What you should do
Below are records; state how many of their lines hold the word "日本ペイント", and give only the figure.

Dataset items

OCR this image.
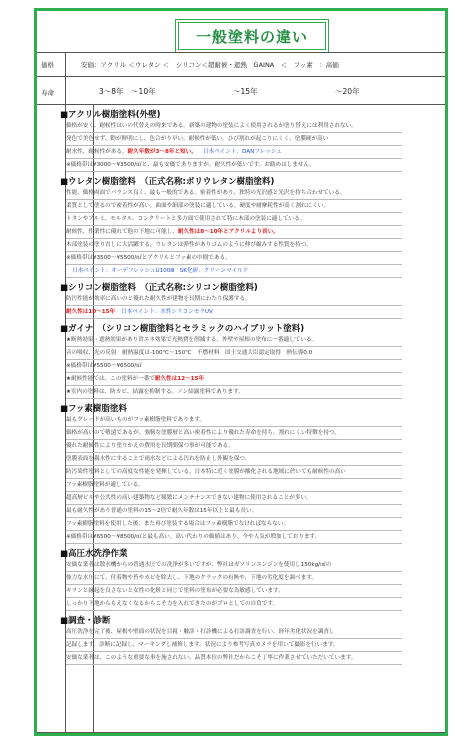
一般塗料の違い
価格	安価：アクリル ＜ウレタン ＜　シリコン＜超耐候・遮熱　GAINA　＜　フッ素　：高価
寿命	3～8年　～10年	～15年	～20年
■アクリル樹脂塗料(外壁)
価格が安く、耐候性はいの代替えの時来である。新築の建物の塗装によく使用されるが塗り替えには利用されない。
発色で美色せず、動が鮮明にし、色合がり早い。耐候性が低い。ひび割れが起こりにくく、塗膜硬が高い
耐水性、耐候性がある。耐久年数が3～8年と短い。 日本ペイント：DANフレッシュ
※価格帯は¥3000～¥3500/㎡と、最も安価でありますが、耐久性が低いです。お勧めはしません。
■ウレタン樹脂塗料　（正式名称:ポリウレタン樹脂塗料)
性能、価格両面でバランス良く、最も一般的である。密着性があり、独特の光沢感と光沢を持ち合わせている。
柔質として塗るので密着性が高い。曲面や細部の塗装に適している。硬度や耐摩耗性が高く割れにくい。
トタンやアルミ、モルタル、コンクリートと多方面で使用されて特に木部の塗装に適している。
耐候性、作業性に優れて他の下地に可能し、耐久性は8～10年とアクリルより長い。
木部塗装の塗り直しに大活躍する。ウレタンは弾性がありゴムのように伸び縮みする性質を持つ。
※価格帯は¥3500～¥5500/㎡とアクリルとフッ素の中間である。
日本ペイント：オーデフレッシュU100Ⅲ　SK化研：クリーンマイルド
■シリコン樹脂塗料　（正式名称:シリコン樹脂塗料)
防汚性能が効率に高いのと優れた耐久性が建物を長期にわたり保護する。
耐久性は10～15年 日本ペイント：水性シリコンセラUV
■ガイナ　（シリコン樹脂塗料とセラミックのハイブリット塗料)
★断熱効果・遮熱効果があり省エネ効果で光熱費を削減する。外壁や屋根の塗布に一番適している。
音の吸収、光の反射　耐熱温度は-100℃～150℃　不燃材料　国土交通大臣認定取得　熱伝導0.0
※価格帯は¥5500～¥6500/㎡
★耐候性能では、この塗料が一番で耐久性は12～15年
★室内の塗料は、防カビ、結露を抑制する。ノン結露塗料であります。
■フッ素樹脂塗料
最もグレードが高いものがフッ素樹脂塗料であります。
価格が高いので敬遠であるが、強靭な塗膜層と高い密着性により優れた寿命を持ち、割れにくい特徴を持つ。
優れた耐候性により塗りかえの費用を長期間保つ事が可能である。
塗膜表面を親水性にすることで雨水などによる汚れを防止し外観を保つ。
防汚染性塗料としての高度な性能を発揮している。日本特に近く塗膜が酸化される地域に於いても耐候性の高い
フッ素樹脂塗料が適している。
超高層ビルや公共性の高い建築物など頻繁にメンテナンスできない建物に使用されることが多い。
最も耐久性があり普通の塗料の15～2倍で耐久年数は15年以上と最も長い。
フッ素樹脂塗料を使用した後、また再び塗装する場合はフッ素樹脂でなければならない。
※価格帯は¥6500～¥8500/㎡と最も高い。高い代わりの価値はあり、今や人気が増加しております。
■高圧水洗浄作業
安価な業者は散水機からの普通水圧での洗浄が多いですが、弊社はガソリンエンジンを使用し150kg/㎠の
強力な水圧にて、付着物や苔やカビを除去し、下地のクラックの有無や、下地の劣化度を調べます。
キランと縁起を良さないと女性の化粧と同じで塗料の塗布が必要な為敏感しています。
しっかり下地からもえなくなるからこそ力を入れてきたのがプロとしての自負です。
■調査・診断
高圧洗浄を完了後、屋根や壁面の状況を目視・触診・打診機による打診調査を行い、経年劣化状況を調査し
記録します。診断に記録し、マーキングし補修します。状況により参考写真カメラを用いて撮影を行います。
安価な業者は、このような重要な事を施されない。品質本位の弊社だからこそ丁寧に作業させていただいています。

Task answer
3